◆ **What is being asked**
Gather every line below where "content" appears.

[Stored data entries]

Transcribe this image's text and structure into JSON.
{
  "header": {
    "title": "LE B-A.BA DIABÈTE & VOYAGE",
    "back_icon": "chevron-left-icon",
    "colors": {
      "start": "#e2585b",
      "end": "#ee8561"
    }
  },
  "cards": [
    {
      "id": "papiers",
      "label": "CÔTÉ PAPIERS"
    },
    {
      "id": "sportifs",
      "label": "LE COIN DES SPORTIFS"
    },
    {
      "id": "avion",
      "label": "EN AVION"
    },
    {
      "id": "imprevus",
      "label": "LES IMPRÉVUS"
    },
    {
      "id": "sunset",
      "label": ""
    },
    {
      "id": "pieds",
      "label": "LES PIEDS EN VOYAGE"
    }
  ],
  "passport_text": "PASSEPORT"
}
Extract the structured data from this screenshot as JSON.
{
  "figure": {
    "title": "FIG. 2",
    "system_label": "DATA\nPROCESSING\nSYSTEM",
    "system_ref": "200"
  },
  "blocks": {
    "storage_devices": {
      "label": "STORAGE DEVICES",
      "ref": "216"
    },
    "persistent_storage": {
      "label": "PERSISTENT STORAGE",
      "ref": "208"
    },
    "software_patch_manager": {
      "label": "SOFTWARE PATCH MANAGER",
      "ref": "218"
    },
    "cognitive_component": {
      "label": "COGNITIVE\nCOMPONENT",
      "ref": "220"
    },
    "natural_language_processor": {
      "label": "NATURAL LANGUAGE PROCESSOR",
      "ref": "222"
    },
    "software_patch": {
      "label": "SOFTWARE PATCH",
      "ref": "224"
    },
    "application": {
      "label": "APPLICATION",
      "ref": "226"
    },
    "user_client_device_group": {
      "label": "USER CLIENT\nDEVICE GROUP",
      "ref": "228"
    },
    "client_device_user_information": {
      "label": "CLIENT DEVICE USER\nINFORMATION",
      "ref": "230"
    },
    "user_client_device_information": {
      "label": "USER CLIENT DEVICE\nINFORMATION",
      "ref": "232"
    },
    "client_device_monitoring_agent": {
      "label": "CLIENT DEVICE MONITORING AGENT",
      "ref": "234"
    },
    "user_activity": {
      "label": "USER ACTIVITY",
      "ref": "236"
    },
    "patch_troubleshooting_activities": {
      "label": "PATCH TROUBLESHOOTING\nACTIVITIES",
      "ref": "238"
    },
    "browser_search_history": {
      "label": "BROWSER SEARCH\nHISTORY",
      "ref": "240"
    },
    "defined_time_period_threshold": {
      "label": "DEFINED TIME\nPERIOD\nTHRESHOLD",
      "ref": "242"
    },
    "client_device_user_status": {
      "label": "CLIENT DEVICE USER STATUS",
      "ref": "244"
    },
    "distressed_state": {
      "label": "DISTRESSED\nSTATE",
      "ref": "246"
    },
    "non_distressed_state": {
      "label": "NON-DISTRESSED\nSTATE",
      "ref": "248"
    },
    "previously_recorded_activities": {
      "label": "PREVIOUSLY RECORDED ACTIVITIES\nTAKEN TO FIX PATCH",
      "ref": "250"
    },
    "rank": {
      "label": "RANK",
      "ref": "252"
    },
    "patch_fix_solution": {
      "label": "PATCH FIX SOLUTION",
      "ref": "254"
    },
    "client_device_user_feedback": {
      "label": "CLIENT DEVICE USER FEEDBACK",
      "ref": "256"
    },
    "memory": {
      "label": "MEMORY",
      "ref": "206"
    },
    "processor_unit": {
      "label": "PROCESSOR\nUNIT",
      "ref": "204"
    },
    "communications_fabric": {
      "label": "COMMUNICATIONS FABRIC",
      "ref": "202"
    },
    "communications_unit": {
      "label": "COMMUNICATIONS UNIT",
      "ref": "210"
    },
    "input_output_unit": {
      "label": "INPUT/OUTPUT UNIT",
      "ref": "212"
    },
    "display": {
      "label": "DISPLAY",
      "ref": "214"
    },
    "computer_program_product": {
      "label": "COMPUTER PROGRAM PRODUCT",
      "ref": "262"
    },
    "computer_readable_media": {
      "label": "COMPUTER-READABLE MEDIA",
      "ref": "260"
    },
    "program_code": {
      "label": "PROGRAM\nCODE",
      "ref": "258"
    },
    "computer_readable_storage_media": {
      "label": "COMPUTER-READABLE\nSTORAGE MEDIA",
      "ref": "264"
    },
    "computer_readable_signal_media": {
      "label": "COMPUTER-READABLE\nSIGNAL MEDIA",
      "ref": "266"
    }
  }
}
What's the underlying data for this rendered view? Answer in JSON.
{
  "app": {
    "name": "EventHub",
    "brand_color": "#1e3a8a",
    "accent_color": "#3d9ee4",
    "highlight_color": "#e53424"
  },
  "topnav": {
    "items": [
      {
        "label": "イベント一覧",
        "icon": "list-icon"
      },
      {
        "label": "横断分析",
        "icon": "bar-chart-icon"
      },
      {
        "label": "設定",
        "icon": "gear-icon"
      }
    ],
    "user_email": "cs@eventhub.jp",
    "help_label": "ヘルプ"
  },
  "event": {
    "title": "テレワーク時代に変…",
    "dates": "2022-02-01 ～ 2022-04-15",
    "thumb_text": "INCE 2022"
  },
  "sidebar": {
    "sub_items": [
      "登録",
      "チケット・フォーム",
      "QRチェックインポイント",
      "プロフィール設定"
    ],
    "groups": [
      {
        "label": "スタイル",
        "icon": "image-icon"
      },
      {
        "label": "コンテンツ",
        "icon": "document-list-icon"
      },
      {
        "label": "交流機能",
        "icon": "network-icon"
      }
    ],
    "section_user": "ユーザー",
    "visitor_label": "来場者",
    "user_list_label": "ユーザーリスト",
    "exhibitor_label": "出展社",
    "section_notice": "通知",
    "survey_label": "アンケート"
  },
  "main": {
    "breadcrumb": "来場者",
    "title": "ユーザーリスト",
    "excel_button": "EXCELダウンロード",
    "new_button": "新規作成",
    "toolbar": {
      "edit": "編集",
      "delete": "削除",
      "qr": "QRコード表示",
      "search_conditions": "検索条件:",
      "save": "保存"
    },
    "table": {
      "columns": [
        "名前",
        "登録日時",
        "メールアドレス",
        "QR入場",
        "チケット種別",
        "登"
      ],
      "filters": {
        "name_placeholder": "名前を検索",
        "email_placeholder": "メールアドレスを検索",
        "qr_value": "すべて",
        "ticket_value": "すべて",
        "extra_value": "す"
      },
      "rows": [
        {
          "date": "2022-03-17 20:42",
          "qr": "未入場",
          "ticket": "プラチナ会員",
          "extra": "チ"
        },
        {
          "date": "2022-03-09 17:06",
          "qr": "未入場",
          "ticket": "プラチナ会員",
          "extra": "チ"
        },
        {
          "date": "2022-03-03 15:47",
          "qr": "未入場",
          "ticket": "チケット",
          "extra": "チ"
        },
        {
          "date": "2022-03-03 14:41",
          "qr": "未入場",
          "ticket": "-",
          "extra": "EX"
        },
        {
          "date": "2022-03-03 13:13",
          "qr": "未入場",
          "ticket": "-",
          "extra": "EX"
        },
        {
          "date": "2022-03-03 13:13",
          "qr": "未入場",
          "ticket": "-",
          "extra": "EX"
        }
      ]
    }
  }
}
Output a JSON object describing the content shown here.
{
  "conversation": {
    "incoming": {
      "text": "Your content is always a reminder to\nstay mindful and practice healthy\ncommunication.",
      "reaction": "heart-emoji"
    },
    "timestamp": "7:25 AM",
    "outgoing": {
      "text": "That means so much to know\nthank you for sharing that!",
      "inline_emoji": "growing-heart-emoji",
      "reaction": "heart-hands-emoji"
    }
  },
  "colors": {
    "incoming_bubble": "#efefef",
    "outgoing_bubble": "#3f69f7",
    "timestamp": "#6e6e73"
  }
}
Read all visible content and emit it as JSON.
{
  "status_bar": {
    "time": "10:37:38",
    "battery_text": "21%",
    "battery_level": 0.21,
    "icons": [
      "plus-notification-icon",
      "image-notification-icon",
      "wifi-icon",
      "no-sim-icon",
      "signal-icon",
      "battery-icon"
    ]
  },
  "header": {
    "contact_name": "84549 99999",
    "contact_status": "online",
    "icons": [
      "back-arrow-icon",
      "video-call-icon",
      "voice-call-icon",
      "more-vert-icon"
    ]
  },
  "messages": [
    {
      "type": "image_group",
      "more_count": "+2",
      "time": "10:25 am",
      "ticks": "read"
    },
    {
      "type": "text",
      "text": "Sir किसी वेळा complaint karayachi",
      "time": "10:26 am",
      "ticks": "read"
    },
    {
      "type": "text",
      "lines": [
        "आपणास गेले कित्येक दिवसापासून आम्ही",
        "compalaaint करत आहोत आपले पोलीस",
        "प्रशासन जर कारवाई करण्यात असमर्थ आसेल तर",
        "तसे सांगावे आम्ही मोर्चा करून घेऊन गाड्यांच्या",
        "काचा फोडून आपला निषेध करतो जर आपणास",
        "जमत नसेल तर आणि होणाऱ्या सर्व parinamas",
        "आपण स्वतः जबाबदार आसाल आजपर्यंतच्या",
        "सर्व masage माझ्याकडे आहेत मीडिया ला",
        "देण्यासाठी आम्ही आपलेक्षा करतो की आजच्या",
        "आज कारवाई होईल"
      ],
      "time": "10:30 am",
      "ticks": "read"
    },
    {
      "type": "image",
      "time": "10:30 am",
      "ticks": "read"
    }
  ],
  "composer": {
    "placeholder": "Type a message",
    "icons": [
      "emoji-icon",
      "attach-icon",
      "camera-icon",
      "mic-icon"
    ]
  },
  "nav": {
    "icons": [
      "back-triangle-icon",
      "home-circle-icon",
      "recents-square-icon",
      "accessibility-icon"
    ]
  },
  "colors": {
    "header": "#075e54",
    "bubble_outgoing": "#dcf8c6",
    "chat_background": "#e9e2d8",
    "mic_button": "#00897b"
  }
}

◆ **Worked answer**
Output a JSON object describing the content shown here.
      "text": "Your content is always a reminder to\nstay mindful and practice healthy\ncommunication.",
Read all visible content and emit it as JSON.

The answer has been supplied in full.